Set task >> Repeat every line below exactly as it reads.

Records for processing >>
+-------+

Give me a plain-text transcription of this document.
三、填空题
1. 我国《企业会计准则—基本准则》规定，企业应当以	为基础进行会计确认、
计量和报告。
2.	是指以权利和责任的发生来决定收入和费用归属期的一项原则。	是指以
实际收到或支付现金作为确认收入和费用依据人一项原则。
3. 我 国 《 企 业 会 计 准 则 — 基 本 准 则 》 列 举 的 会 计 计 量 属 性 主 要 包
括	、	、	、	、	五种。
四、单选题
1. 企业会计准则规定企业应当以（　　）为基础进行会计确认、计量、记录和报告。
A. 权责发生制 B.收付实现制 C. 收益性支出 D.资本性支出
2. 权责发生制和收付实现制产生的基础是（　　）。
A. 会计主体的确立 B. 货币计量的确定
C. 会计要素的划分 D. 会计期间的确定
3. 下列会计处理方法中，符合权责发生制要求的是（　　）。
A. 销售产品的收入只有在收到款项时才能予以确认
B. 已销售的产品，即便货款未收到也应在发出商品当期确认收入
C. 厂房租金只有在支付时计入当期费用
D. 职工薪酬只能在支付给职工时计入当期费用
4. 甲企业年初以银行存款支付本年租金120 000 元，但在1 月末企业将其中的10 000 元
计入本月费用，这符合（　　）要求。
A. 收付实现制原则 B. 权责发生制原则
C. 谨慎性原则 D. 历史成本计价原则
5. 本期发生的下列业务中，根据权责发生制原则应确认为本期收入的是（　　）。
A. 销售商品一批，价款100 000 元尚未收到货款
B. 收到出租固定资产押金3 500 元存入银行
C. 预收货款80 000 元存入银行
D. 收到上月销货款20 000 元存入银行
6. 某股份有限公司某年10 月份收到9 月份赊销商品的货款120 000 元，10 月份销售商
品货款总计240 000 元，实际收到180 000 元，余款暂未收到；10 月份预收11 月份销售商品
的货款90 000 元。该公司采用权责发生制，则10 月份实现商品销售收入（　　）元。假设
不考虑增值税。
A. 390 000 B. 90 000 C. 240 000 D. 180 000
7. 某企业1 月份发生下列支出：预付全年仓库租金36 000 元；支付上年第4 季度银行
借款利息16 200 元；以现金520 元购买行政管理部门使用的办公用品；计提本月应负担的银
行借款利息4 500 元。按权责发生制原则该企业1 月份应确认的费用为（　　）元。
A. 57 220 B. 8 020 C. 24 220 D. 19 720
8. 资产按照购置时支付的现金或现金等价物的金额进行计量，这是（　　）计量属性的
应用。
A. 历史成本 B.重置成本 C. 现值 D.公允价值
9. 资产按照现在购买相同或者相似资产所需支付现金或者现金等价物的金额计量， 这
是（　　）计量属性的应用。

+-------+

Complete output >>
Give me a plain-text transcription of this document.
三、填空题
1. 我国《企业会计准则—基本准则》规定，企业应当以	为基础进行会计确认、
计量和报告。
2.	是指以权利和责任的发生来决定收入和费用归属期的一项原则。	是指以
实际收到或支付现金作为确认收入和费用依据人一项原则。
3. 我 国 《 企 业 会 计 准 则 — 基 本 准 则 》 列 举 的 会 计 计 量 属 性 主 要 包
括	、	、	、	、	五种。
四、单选题
1. 企业会计准则规定企业应当以（　　）为基础进行会计确认、计量、记录和报告。
A. 权责发生制 B.收付实现制 C. 收益性支出 D.资本性支出
2. 权责发生制和收付实现制产生的基础是（　　）。
A. 会计主体的确立 B. 货币计量的确定
C. 会计要素的划分 D. 会计期间的确定
3. 下列会计处理方法中，符合权责发生制要求的是（　　）。
A. 销售产品的收入只有在收到款项时才能予以确认
B. 已销售的产品，即便货款未收到也应在发出商品当期确认收入
C. 厂房租金只有在支付时计入当期费用
D. 职工薪酬只能在支付给职工时计入当期费用
4. 甲企业年初以银行存款支付本年租金120 000 元，但在1 月末企业将其中的10 000 元
计入本月费用，这符合（　　）要求。
A. 收付实现制原则 B. 权责发生制原则
C. 谨慎性原则 D. 历史成本计价原则
5. 本期发生的下列业务中，根据权责发生制原则应确认为本期收入的是（　　）。
A. 销售商品一批，价款100 000 元尚未收到货款
B. 收到出租固定资产押金3 500 元存入银行
C. 预收货款80 000 元存入银行
D. 收到上月销货款20 000 元存入银行
6. 某股份有限公司某年10 月份收到9 月份赊销商品的货款120 000 元，10 月份销售商
品货款总计240 000 元，实际收到180 000 元，余款暂未收到；10 月份预收11 月份销售商品
的货款90 000 元。该公司采用权责发生制，则10 月份实现商品销售收入（　　）元。假设
不考虑增值税。
A. 390 000 B. 90 000 C. 240 000 D. 180 000
7. 某企业1 月份发生下列支出：预付全年仓库租金36 000 元；支付上年第4 季度银行
借款利息16 200 元；以现金520 元购买行政管理部门使用的办公用品；计提本月应负担的银
行借款利息4 500 元。按权责发生制原则该企业1 月份应确认的费用为（　　）元。
A. 57 220 B. 8 020 C. 24 220 D. 19 720
8. 资产按照购置时支付的现金或现金等价物的金额进行计量，这是（　　）计量属性的
应用。
A. 历史成本 B.重置成本 C. 现值 D.公允价值
9. 资产按照现在购买相同或者相似资产所需支付现金或者现金等价物的金额计量， 这
是（　　）计量属性的应用。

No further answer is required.